[Figure dataset records]
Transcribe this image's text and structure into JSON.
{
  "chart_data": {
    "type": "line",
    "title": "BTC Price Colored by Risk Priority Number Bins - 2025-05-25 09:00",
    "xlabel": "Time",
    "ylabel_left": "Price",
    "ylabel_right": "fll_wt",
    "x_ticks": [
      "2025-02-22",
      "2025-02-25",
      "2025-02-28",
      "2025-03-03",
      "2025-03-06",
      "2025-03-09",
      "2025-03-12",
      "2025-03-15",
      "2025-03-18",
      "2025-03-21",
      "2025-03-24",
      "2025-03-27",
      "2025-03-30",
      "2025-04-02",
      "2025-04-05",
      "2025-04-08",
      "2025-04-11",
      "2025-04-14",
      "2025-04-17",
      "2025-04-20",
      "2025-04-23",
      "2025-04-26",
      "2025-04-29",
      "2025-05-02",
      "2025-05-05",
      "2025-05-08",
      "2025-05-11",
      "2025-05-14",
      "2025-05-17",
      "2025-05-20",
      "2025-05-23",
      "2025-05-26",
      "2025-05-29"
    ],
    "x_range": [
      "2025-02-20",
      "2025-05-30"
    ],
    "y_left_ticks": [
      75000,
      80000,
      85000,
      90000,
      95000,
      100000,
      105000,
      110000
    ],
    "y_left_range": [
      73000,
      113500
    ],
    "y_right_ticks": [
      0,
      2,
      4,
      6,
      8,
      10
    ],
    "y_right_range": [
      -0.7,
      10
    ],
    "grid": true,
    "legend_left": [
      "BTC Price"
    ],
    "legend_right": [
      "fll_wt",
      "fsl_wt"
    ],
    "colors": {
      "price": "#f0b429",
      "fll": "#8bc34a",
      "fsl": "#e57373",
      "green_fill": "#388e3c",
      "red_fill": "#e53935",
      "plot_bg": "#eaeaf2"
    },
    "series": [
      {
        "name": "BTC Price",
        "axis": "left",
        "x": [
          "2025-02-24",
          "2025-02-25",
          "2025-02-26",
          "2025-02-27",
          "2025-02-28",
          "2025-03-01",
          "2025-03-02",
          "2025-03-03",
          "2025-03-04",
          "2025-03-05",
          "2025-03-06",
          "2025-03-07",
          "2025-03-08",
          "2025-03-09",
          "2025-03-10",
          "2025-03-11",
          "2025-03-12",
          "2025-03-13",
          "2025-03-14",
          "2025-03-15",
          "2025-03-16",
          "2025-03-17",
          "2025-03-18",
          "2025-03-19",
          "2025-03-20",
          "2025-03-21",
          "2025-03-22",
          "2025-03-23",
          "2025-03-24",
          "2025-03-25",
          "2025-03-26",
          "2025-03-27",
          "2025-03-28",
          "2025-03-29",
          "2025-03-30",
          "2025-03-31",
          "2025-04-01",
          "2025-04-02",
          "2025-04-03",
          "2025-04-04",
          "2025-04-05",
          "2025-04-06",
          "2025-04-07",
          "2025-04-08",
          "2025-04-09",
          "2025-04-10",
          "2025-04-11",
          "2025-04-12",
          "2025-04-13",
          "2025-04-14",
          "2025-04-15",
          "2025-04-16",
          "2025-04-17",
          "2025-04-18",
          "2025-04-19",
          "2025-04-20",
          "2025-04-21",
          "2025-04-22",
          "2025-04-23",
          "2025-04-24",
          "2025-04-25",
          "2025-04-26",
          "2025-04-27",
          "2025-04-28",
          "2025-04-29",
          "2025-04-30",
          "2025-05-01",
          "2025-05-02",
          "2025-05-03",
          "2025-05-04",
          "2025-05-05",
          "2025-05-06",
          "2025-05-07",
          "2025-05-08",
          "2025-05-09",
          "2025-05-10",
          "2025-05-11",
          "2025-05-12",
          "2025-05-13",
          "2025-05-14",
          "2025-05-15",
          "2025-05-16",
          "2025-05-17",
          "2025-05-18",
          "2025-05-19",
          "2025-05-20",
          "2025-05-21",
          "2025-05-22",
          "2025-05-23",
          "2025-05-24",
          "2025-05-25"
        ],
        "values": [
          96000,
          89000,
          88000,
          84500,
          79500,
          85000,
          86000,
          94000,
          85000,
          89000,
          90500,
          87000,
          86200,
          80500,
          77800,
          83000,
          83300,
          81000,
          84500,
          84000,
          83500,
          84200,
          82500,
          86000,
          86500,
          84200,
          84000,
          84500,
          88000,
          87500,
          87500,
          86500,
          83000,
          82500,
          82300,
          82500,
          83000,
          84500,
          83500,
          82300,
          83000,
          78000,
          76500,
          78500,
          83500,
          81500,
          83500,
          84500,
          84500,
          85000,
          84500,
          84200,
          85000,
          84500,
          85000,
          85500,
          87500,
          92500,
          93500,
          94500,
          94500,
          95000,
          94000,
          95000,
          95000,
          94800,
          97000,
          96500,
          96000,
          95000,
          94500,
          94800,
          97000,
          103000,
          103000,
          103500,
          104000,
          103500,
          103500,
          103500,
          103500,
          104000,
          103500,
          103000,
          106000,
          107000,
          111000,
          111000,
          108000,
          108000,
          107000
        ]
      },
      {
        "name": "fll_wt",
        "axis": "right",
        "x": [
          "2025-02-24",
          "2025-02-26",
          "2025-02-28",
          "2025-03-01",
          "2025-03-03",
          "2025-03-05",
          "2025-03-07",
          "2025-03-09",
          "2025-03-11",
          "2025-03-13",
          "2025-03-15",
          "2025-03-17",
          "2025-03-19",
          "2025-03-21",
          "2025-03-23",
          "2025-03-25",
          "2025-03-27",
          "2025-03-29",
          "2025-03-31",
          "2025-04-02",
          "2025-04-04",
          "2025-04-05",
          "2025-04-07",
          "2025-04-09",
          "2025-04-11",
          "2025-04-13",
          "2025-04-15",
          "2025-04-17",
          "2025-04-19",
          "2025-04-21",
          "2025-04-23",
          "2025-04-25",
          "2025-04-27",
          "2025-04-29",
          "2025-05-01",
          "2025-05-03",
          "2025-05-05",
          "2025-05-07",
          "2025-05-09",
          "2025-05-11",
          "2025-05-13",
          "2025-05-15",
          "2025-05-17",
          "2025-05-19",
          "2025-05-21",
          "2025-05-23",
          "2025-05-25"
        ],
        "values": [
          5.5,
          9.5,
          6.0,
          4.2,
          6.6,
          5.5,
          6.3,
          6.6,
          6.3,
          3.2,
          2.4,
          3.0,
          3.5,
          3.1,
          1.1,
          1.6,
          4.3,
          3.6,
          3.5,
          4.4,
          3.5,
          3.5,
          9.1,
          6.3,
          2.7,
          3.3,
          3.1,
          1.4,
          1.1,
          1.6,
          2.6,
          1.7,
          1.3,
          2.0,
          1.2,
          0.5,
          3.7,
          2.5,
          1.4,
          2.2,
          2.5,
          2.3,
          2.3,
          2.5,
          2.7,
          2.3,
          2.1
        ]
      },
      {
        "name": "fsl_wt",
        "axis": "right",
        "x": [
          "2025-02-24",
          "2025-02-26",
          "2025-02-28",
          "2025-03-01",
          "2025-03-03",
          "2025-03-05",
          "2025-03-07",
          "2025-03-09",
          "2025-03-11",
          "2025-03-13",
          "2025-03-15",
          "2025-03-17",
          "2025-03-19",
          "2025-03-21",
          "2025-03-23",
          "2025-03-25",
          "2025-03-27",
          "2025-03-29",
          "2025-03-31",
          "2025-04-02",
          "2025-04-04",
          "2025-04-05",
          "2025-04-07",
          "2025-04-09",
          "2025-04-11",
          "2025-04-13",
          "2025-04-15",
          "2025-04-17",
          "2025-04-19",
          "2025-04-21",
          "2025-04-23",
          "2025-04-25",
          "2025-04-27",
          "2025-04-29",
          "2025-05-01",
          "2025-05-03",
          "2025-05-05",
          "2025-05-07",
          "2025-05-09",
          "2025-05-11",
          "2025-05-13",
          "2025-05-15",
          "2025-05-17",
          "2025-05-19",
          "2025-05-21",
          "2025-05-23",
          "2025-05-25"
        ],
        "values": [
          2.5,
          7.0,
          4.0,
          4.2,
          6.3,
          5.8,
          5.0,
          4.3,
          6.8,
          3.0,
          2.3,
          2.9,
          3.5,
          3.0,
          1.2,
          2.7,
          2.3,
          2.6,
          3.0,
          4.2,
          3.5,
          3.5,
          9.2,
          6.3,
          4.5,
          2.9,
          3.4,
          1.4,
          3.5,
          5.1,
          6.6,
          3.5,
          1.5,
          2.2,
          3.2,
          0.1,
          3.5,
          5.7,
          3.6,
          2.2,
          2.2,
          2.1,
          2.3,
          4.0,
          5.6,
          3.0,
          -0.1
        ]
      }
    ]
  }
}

▶ **Task details**: Look over the material above and show each line where "name" appears.

▶ **Answer to this exercise**:
        "name": "BTC Price",
        "name": "fll_wt",
        "name": "fsl_wt",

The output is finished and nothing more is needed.